**Task prompt:** Will you transcribe all the entries word for word, skipping the pictures they hold?

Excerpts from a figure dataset

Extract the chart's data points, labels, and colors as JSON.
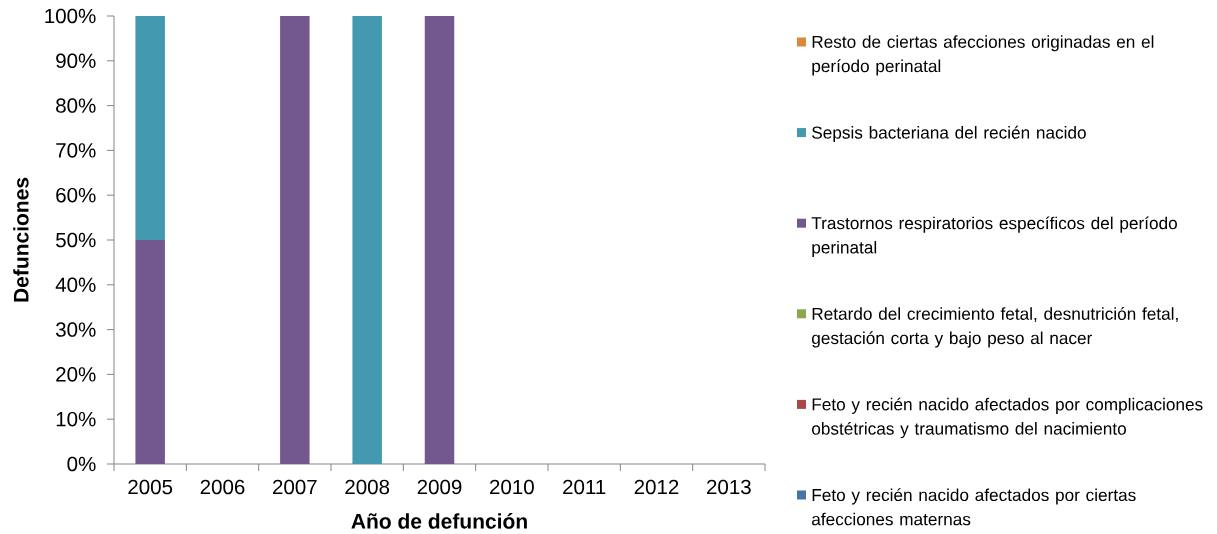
{
  "chart_data": {
    "type": "bar",
    "stacked": true,
    "xlabel": "Año de defunción",
    "ylabel": "Defunciones",
    "categories": [
      "2005",
      "2006",
      "2007",
      "2008",
      "2009",
      "2010",
      "2011",
      "2012",
      "2013"
    ],
    "series": [
      {
        "name": "Feto y recién nacido afectados por ciertas afecciones maternas",
        "color": "#4673A8",
        "values": [
          0,
          0,
          0,
          0,
          0,
          0,
          0,
          0,
          0
        ]
      },
      {
        "name": "Feto y recién nacido afectados por complicaciones obstétricas y traumatismo del nacimiento",
        "color": "#AB4745",
        "values": [
          0,
          0,
          0,
          0,
          0,
          0,
          0,
          0,
          0
        ]
      },
      {
        "name": "Retardo del crecimiento fetal, desnutrición fetal, gestación corta y bajo peso al nacer",
        "color": "#8AA64F",
        "values": [
          0,
          0,
          0,
          0,
          0,
          0,
          0,
          0,
          0
        ]
      },
      {
        "name": "Trastornos respiratorios específicos del período perinatal",
        "color": "#72588F",
        "values": [
          50,
          0,
          100,
          0,
          100,
          0,
          0,
          0,
          0
        ]
      },
      {
        "name": "Sepsis bacteriana del recién nacido",
        "color": "#4399B0",
        "values": [
          50,
          0,
          0,
          100,
          0,
          0,
          0,
          0,
          0
        ]
      },
      {
        "name": "Resto de ciertas afecciones originadas en el período perinatal",
        "color": "#DC863E",
        "values": [
          0,
          0,
          0,
          0,
          0,
          0,
          0,
          0,
          0
        ]
      }
    ],
    "ylim": [
      0,
      100
    ],
    "yticks": [
      {
        "value": 0,
        "label": "0%"
      },
      {
        "value": 10,
        "label": "10%"
      },
      {
        "value": 20,
        "label": "20%"
      },
      {
        "value": 30,
        "label": "30%"
      },
      {
        "value": 40,
        "label": "40%"
      },
      {
        "value": 50,
        "label": "50%"
      },
      {
        "value": 60,
        "label": "60%"
      },
      {
        "value": 70,
        "label": "70%"
      },
      {
        "value": 80,
        "label": "80%"
      },
      {
        "value": 90,
        "label": "90%"
      },
      {
        "value": 100,
        "label": "100%"
      }
    ],
    "legend": "right"
  }
}
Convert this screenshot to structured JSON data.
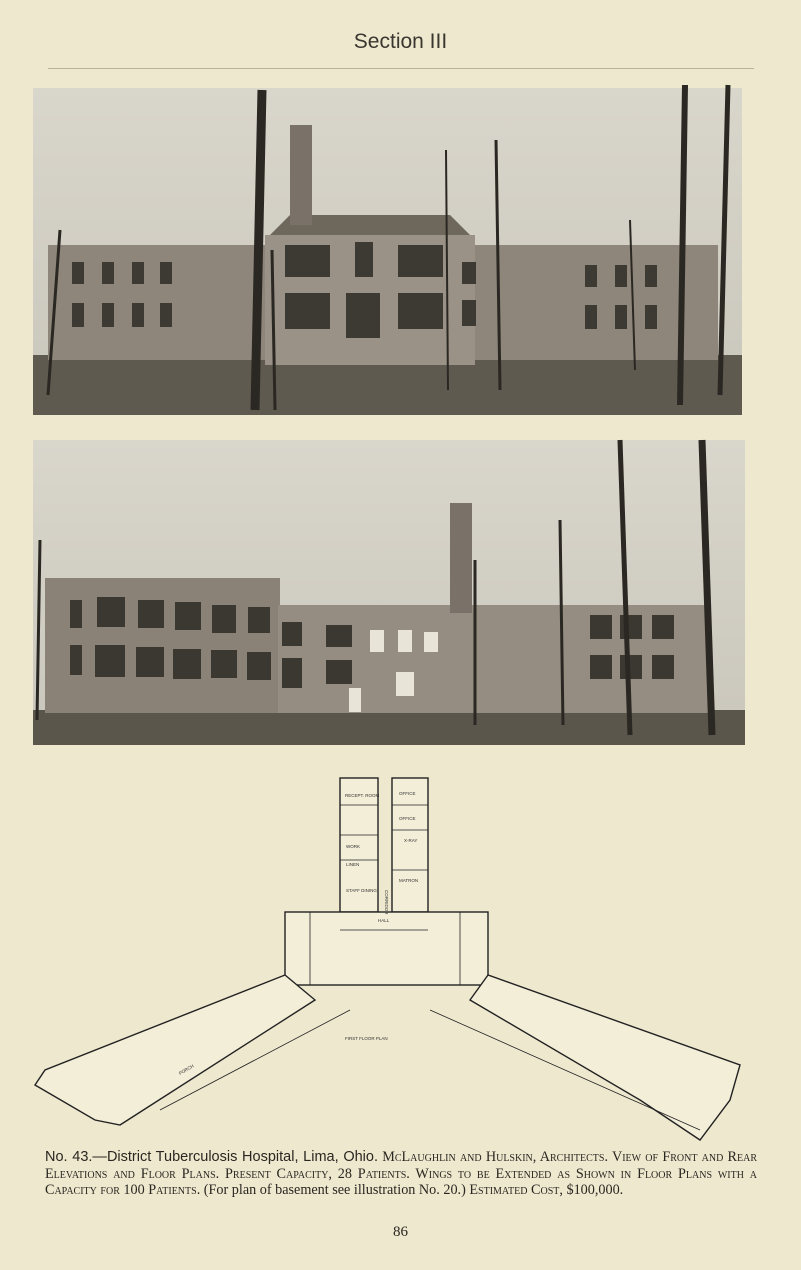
{
  "header": {
    "title": "Section III"
  },
  "plan": {
    "labels": [
      "RECEPT. ROOM",
      "OFFICE",
      "OFFICE",
      "WORK",
      "X-RAY",
      "LINEN",
      "CORRIDOR",
      "MATRON",
      "STAFF DINING",
      "HALL",
      "FIRST FLOOR PLAN",
      "PORCH"
    ]
  },
  "caption": {
    "number": "No. 43.—",
    "title": "District Tuberculosis Hospital, Lima, Ohio.",
    "text1": "McLaughlin and Hulskin, Architects. View of Front and Rear Elevations and Floor Plans. Present Capacity, 28 Patients. Wings to be Extended as Shown in Floor Plans with a Capacity for 100 Patients.",
    "note": "(For plan of basement see illustration No. 20.)",
    "text2": "Estimated Cost, $100,000."
  },
  "footer": {
    "page_number": "86"
  }
}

**Solution for this task:**
Extract the chart's data points, labels, and colors as JSON.
{
  "chart_data": {
    "type": "bar",
    "stacked": true,
    "xlabel": "Año de defunción",
    "ylabel": "Defunciones",
    "categories": [
      "2005",
      "2006",
      "2007",
      "2008",
      "2009",
      "2010",
      "2011",
      "2012",
      "2013"
    ],
    "series": [
      {
        "name": "Feto y recién nacido afectados por ciertas afecciones maternas",
        "color": "#4673A8",
        "values": [
          0,
          0,
          0,
          0,
          0,
          0,
          0,
          0,
          0
        ]
      },
      {
        "name": "Feto y recién nacido afectados por complicaciones obstétricas y traumatismo del nacimiento",
        "color": "#AB4745",
        "values": [
          0,
          0,
          0,
          0,
          0,
          0,
          0,
          0,
          0
        ]
      },
      {
        "name": "Retardo del crecimiento fetal, desnutrición fetal, gestación corta y bajo peso al nacer",
        "color": "#8AA64F",
        "values": [
          0,
          0,
          0,
          0,
          0,
          0,
          0,
          0,
          0
        ]
      },
      {
        "name": "Trastornos respiratorios específicos del período perinatal",
        "color": "#72588F",
        "values": [
          50,
          0,
          100,
          0,
          100,
          0,
          0,
          0,
          0
        ]
      },
      {
        "name": "Sepsis bacteriana del recién nacido",
        "color": "#4399B0",
        "values": [
          50,
          0,
          0,
          100,
          0,
          0,
          0,
          0,
          0
        ]
      },
      {
        "name": "Resto de ciertas afecciones originadas en el período perinatal",
        "color": "#DC863E",
        "values": [
          0,
          0,
          0,
          0,
          0,
          0,
          0,
          0,
          0
        ]
      }
    ],
    "ylim": [
      0,
      100
    ],
    "yticks": [
      {
        "value": 0,
        "label": "0%"
      },
      {
        "value": 10,
        "label": "10%"
      },
      {
        "value": 20,
        "label": "20%"
      },
      {
        "value": 30,
        "label": "30%"
      },
      {
        "value": 40,
        "label": "40%"
      },
      {
        "value": 50,
        "label": "50%"
      },
      {
        "value": 60,
        "label": "60%"
      },
      {
        "value": 70,
        "label": "70%"
      },
      {
        "value": 80,
        "label": "80%"
      },
      {
        "value": 90,
        "label": "90%"
      },
      {
        "value": 100,
        "label": "100%"
      }
    ],
    "legend": "right"
  }
}
Convert this screenshot to structured JSON data.
{
  "header": {
    "title": "Section III"
  },
  "plan": {
    "labels": [
      "RECEPT. ROOM",
      "OFFICE",
      "OFFICE",
      "WORK",
      "X-RAY",
      "LINEN",
      "CORRIDOR",
      "MATRON",
      "STAFF DINING",
      "HALL",
      "FIRST FLOOR PLAN",
      "PORCH"
    ]
  },
  "caption": {
    "number": "No. 43.—",
    "title": "District Tuberculosis Hospital, Lima, Ohio.",
    "text1": "McLaughlin and Hulskin, Architects. View of Front and Rear Elevations and Floor Plans. Present Capacity, 28 Patients. Wings to be Extended as Shown in Floor Plans with a Capacity for 100 Patients.",
    "note": "(For plan of basement see illustration No. 20.)",
    "text2": "Estimated Cost, $100,000."
  },
  "footer": {
    "page_number": "86"
  }
}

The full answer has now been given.